EXERCISE
Reproduce verbatim the items from their first line through the line containing "collab-line: Liberacqua - Giubbe", both ends included.

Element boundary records
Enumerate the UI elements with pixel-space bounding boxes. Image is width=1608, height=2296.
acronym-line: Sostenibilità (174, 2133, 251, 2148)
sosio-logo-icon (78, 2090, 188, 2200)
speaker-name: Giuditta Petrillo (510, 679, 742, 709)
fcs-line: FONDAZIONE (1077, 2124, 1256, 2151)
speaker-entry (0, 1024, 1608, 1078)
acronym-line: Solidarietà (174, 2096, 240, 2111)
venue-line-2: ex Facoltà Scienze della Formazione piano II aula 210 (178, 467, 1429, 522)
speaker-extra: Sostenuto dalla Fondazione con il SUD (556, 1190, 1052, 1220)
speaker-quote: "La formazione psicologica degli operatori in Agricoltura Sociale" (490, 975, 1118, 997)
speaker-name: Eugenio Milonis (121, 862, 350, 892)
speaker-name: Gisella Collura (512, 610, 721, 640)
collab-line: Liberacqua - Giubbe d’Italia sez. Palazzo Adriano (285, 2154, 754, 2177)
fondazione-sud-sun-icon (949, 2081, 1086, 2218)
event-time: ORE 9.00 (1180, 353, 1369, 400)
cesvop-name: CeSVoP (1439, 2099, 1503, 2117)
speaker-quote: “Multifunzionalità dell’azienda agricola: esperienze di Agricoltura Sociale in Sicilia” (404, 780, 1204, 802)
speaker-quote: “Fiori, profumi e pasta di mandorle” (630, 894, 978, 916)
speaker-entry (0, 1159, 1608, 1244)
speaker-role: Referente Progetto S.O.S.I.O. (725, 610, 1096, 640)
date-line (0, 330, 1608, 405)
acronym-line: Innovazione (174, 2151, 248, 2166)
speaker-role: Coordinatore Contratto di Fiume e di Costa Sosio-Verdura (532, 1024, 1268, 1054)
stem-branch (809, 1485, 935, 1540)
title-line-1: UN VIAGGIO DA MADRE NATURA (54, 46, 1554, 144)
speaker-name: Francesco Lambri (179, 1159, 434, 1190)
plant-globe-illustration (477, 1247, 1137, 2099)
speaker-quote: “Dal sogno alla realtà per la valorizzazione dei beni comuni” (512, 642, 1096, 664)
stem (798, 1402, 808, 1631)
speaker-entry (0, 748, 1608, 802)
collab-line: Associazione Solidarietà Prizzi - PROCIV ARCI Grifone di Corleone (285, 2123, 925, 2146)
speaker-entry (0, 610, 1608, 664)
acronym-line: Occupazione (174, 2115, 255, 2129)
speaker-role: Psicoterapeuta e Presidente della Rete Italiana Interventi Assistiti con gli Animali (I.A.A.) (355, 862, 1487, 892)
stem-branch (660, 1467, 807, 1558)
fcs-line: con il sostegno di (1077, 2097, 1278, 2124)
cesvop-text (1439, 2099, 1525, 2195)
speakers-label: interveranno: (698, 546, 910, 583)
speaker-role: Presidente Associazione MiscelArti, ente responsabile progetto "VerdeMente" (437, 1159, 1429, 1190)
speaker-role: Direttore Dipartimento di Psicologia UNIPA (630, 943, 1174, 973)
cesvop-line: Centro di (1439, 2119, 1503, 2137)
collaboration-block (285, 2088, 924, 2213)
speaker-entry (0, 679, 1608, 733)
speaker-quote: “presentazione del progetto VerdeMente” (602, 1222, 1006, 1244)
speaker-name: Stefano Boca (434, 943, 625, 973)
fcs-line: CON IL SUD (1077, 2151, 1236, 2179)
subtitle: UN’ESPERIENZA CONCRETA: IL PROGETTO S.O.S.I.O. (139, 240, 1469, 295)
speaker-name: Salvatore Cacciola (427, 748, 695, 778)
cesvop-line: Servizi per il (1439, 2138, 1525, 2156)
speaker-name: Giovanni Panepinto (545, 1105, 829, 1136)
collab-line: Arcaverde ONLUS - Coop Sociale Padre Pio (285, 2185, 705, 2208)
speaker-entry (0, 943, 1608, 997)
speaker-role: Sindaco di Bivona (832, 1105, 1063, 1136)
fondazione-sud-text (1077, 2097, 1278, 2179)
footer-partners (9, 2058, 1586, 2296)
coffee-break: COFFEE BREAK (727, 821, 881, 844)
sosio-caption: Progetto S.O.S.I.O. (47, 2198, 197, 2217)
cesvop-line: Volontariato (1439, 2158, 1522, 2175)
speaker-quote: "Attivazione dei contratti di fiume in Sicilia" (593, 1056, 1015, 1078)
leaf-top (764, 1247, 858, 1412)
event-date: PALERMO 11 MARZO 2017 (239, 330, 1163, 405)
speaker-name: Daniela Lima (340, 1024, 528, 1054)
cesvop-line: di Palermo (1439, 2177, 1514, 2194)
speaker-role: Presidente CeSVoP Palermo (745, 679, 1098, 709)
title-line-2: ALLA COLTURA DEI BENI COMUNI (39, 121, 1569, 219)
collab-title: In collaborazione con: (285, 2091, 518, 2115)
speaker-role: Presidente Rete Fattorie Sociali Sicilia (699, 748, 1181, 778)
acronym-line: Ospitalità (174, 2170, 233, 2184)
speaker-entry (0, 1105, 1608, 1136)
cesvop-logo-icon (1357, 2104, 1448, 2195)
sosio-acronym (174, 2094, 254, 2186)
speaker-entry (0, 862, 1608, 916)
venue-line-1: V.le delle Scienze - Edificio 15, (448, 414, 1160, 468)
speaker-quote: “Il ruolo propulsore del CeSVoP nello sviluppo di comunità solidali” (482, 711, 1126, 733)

COMPLETE OUTPUT
Enumerate the UI elements with pixel-space bounding boxes. Image is width=1608, height=2296.
acronym-line: Sostenibilità (174, 2133, 251, 2148)
sosio-logo-icon (78, 2090, 188, 2200)
speaker-name: Giuditta Petrillo (510, 679, 742, 709)
fcs-line: FONDAZIONE (1077, 2124, 1256, 2151)
speaker-entry (0, 1024, 1608, 1078)
acronym-line: Solidarietà (174, 2096, 240, 2111)
venue-line-2: ex Facoltà Scienze della Formazione piano II aula 210 (178, 467, 1429, 522)
speaker-extra: Sostenuto dalla Fondazione con il SUD (556, 1190, 1052, 1220)
speaker-quote: "La formazione psicologica degli operatori in Agricoltura Sociale" (490, 975, 1118, 997)
speaker-name: Eugenio Milonis (121, 862, 350, 892)
speaker-name: Gisella Collura (512, 610, 721, 640)
collab-line: Liberacqua - Giubbe d’Italia sez. Palazzo Adriano (285, 2154, 754, 2177)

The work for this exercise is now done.